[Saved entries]
------------------------------------
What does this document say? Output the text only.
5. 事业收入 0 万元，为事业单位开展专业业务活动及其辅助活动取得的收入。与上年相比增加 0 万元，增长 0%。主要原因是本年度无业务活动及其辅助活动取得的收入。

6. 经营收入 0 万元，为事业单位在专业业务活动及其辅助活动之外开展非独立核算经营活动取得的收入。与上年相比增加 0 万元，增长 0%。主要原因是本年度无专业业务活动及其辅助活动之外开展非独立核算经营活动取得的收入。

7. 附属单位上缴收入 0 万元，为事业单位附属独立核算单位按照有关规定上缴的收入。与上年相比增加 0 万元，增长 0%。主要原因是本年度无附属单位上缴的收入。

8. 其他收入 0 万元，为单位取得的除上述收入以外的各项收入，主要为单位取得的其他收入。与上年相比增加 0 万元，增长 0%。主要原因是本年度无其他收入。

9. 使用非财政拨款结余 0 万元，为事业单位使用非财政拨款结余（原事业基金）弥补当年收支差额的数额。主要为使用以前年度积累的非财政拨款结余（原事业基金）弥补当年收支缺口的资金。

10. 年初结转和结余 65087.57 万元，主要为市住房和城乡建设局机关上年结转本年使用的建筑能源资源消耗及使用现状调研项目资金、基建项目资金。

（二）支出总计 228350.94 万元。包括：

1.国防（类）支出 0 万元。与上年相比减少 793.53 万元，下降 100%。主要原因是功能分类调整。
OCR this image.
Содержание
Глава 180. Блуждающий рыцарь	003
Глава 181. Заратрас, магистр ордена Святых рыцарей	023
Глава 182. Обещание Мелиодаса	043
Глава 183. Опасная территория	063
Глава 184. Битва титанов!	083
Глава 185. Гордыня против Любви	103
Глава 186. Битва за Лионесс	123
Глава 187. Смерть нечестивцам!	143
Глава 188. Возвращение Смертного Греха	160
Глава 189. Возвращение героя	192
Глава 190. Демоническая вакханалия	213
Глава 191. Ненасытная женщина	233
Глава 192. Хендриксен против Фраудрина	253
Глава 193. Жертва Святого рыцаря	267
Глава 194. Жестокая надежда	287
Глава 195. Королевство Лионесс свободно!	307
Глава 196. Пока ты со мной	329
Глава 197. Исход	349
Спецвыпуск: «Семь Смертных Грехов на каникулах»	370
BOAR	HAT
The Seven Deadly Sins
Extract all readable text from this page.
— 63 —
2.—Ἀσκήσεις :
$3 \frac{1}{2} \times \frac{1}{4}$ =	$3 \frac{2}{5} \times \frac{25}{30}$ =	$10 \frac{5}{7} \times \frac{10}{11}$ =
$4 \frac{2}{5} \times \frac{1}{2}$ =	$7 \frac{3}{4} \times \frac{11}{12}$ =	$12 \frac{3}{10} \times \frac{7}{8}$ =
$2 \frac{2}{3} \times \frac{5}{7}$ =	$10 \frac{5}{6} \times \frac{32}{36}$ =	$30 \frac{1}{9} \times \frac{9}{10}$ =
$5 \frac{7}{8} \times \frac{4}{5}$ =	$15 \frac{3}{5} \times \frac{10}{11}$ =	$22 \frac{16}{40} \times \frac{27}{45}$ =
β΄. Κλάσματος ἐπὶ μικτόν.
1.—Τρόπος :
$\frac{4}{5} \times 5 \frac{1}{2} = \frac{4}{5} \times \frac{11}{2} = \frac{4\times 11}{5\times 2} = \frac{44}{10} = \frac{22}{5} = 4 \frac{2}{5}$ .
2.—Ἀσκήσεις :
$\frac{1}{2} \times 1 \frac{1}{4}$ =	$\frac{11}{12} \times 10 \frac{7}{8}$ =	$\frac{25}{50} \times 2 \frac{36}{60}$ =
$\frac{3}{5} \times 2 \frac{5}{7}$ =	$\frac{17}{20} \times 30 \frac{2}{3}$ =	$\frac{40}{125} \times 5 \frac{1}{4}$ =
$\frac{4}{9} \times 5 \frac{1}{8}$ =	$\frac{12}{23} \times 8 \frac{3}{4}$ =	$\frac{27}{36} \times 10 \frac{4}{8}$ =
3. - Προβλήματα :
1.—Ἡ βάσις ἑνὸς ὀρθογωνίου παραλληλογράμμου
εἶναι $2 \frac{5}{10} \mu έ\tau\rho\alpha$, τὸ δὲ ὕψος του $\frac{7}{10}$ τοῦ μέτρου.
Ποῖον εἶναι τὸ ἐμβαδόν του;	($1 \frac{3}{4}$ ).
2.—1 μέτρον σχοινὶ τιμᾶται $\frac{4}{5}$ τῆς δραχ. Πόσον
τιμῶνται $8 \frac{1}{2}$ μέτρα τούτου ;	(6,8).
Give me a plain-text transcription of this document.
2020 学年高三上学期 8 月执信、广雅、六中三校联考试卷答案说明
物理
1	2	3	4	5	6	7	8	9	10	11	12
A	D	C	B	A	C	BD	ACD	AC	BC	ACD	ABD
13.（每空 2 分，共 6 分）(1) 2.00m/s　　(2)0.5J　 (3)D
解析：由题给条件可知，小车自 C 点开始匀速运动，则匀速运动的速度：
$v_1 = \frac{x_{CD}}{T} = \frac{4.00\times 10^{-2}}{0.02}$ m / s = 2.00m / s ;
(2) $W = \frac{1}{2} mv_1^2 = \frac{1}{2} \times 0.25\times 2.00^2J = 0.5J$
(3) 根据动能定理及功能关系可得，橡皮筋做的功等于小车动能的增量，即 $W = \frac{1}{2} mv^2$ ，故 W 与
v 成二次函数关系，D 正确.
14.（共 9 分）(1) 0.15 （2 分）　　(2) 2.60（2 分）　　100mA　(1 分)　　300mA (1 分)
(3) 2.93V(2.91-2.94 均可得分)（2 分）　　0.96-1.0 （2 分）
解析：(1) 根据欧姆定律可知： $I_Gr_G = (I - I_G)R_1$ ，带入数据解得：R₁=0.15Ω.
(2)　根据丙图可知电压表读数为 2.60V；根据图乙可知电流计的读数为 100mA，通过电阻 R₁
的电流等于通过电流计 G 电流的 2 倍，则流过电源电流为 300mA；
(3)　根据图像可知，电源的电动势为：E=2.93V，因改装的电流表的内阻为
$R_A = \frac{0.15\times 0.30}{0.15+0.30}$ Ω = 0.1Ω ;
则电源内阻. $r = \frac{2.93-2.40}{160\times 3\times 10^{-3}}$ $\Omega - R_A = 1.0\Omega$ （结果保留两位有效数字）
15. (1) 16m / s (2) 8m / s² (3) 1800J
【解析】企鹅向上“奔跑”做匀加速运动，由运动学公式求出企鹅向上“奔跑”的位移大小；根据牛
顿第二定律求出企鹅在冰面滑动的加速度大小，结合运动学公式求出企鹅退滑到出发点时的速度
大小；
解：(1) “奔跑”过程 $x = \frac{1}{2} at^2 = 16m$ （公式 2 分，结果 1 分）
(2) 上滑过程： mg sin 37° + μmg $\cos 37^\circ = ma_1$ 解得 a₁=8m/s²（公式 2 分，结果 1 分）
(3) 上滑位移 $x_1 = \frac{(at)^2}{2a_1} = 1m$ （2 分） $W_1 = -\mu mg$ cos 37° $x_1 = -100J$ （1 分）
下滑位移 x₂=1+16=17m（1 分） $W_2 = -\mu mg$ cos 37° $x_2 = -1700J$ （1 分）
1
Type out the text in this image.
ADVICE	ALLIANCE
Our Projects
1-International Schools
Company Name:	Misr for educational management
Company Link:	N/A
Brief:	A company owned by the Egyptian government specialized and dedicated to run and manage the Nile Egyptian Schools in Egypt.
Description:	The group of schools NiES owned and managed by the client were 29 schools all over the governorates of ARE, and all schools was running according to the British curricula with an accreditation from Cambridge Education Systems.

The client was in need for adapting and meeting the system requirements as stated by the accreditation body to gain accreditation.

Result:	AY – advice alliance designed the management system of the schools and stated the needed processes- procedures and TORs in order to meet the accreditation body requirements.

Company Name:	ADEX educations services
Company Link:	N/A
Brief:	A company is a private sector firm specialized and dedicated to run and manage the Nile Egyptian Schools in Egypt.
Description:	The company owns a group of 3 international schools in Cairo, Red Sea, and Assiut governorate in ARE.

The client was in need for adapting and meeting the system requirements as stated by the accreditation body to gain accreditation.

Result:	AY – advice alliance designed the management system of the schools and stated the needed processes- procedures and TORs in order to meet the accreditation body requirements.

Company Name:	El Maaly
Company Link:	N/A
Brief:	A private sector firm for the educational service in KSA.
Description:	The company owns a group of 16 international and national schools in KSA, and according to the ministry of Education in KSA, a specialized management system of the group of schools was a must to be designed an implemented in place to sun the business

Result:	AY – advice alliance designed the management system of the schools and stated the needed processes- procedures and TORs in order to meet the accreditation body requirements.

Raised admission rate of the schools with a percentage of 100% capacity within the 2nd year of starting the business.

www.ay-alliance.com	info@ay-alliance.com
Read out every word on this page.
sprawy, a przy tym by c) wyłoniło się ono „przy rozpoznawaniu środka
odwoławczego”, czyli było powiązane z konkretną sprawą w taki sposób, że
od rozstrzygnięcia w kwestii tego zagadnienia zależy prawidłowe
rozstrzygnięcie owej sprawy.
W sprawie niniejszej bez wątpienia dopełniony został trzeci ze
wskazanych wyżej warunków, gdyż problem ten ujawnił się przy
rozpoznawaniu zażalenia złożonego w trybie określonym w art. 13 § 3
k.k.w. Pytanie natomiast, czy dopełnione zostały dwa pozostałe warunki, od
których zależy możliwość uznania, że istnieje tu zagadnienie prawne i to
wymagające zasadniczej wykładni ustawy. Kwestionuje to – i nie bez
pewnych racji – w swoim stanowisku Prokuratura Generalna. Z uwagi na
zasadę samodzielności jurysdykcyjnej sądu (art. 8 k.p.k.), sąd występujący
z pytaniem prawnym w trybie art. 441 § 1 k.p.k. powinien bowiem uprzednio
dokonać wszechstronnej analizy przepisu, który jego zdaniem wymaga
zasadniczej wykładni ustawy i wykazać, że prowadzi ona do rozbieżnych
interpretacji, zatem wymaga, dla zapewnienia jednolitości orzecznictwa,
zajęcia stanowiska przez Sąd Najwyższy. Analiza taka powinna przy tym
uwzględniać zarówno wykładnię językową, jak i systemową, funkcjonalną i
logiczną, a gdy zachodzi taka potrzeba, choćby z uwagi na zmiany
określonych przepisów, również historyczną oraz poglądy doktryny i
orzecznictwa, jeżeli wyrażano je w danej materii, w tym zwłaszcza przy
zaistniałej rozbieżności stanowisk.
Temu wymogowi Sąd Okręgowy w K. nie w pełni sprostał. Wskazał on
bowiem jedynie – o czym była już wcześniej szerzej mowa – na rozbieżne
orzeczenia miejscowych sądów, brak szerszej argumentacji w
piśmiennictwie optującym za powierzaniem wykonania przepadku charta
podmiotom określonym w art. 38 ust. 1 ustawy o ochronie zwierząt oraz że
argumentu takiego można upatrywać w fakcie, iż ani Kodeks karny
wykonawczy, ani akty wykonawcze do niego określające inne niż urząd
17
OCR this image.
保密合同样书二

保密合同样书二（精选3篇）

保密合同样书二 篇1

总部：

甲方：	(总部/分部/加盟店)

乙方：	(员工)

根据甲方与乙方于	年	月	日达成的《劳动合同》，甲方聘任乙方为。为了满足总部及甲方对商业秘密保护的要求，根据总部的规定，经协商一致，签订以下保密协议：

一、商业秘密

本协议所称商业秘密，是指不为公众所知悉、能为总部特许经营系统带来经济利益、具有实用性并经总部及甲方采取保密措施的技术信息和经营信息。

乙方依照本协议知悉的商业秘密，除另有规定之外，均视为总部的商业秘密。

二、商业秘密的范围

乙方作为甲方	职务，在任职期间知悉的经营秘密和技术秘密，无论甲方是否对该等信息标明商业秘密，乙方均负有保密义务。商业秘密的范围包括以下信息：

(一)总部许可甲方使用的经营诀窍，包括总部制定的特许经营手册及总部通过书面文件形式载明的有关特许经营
------------------------------------
_Instruction:_ Tell how many lines contain the word "trybie", using only the number.

_Answer to this exercise:_ 2